Task input:

++++++

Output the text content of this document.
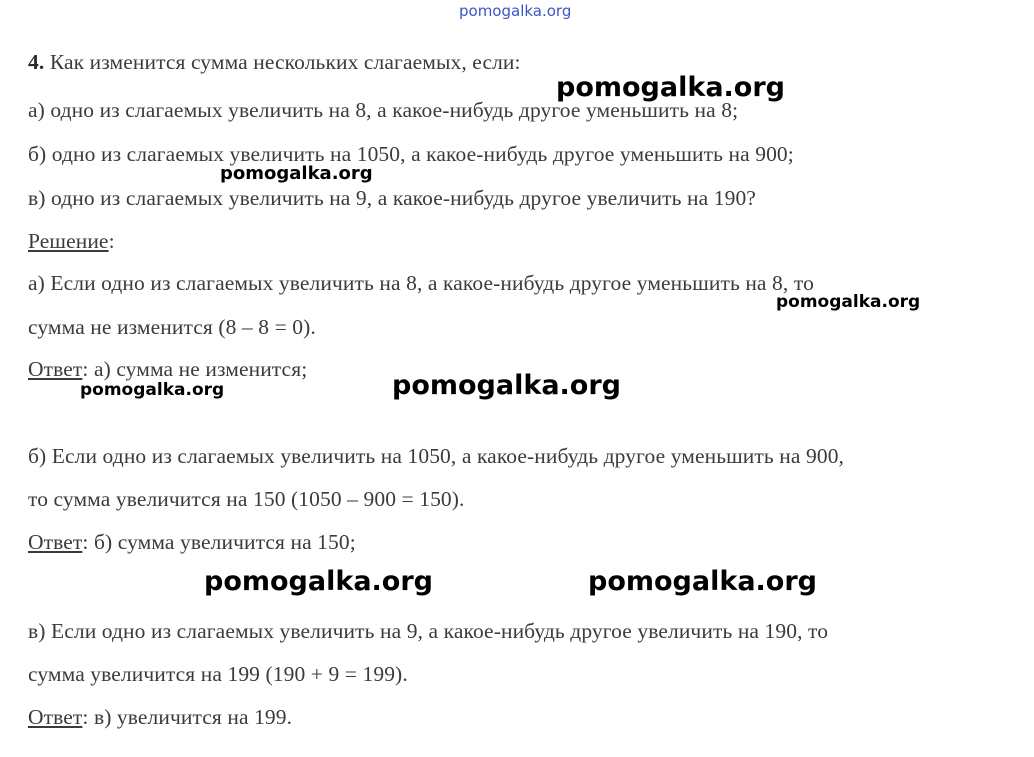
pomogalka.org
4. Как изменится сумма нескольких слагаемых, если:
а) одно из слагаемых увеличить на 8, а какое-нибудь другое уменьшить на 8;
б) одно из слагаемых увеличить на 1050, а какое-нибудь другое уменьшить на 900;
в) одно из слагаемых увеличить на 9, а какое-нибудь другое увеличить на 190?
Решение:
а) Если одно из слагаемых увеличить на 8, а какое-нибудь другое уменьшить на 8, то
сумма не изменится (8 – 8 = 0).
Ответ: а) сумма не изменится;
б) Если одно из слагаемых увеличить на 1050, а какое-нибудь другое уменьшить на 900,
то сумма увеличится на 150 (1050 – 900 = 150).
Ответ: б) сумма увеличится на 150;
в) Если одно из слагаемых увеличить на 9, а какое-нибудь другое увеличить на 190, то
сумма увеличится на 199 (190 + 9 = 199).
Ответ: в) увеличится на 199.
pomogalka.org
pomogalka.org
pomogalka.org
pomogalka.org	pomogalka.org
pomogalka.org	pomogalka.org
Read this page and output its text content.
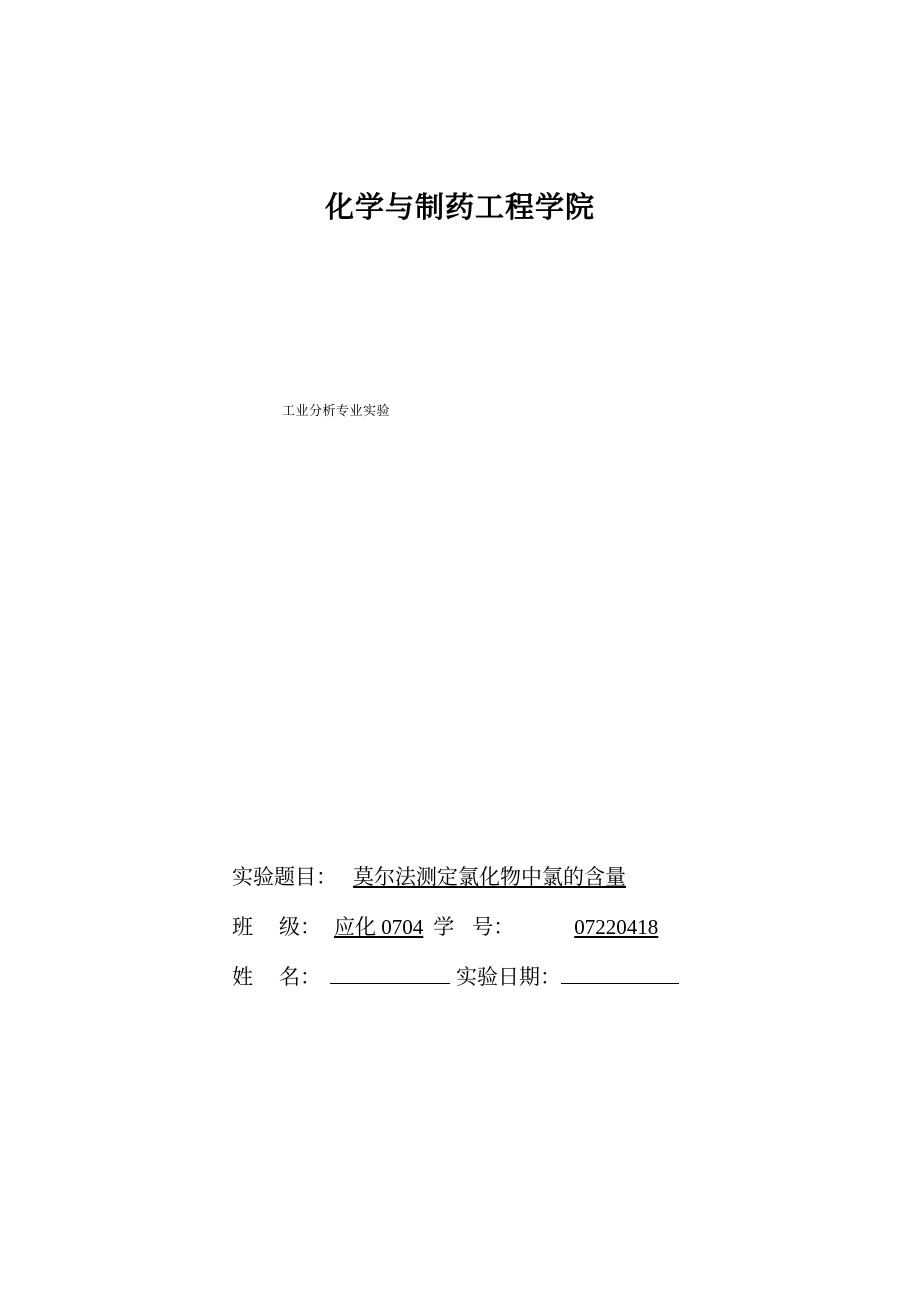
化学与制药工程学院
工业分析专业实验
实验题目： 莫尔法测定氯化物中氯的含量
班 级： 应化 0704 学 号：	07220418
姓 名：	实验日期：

++++++

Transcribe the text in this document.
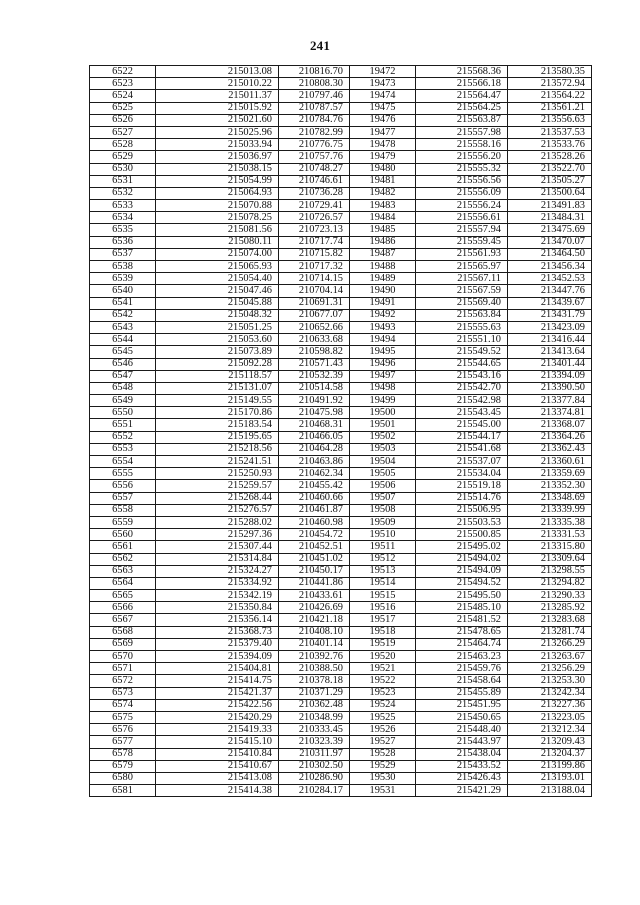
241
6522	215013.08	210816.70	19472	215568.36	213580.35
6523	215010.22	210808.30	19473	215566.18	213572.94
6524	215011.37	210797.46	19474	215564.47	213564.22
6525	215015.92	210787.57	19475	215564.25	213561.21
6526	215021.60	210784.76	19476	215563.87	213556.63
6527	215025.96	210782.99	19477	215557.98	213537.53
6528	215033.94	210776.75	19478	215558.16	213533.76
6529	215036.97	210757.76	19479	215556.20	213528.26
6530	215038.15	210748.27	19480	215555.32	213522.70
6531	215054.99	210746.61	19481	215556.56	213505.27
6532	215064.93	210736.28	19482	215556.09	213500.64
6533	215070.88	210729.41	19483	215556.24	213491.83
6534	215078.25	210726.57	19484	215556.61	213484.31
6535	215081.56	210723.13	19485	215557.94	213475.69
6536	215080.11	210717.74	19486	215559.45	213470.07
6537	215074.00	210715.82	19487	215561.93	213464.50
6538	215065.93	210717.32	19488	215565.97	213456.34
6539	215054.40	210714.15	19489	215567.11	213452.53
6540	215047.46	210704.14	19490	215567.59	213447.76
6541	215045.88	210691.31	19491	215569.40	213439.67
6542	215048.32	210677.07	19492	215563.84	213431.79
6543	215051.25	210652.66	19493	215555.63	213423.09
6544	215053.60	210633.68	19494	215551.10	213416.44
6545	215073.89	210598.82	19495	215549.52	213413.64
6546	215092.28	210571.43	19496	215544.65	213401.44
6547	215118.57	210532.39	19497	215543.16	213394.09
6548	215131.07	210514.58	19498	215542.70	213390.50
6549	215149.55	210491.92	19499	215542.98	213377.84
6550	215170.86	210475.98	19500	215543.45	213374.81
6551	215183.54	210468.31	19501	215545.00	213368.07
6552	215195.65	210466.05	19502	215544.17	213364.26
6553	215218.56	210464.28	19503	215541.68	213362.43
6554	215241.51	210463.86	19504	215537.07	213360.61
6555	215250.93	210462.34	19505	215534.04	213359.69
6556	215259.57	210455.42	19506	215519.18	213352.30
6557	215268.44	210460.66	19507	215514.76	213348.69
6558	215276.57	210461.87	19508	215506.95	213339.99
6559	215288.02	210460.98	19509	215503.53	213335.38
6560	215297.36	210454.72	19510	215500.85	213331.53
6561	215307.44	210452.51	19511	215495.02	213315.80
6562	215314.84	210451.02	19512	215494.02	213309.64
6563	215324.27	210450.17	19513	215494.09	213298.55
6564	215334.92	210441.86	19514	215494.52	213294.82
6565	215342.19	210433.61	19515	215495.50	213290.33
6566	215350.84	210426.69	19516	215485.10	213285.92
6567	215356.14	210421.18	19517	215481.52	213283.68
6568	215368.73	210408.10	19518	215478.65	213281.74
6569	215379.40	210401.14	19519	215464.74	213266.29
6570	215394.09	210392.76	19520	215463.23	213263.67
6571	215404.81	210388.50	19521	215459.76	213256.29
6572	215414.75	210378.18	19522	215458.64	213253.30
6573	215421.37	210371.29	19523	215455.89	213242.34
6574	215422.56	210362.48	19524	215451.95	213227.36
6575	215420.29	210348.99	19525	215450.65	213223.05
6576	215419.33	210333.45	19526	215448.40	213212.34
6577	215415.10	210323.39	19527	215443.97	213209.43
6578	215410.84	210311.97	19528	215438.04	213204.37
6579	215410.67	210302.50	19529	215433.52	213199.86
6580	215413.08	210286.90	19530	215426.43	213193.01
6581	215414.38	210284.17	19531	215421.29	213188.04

++++++

Set task:
Note each line of the entries that has "изменится" in it, and copy those lines.

Full solution:
4. Как изменится сумма нескольких слагаемых, если:
сумма не изменится (8 – 8 = 0).
Ответ: а) сумма не изменится;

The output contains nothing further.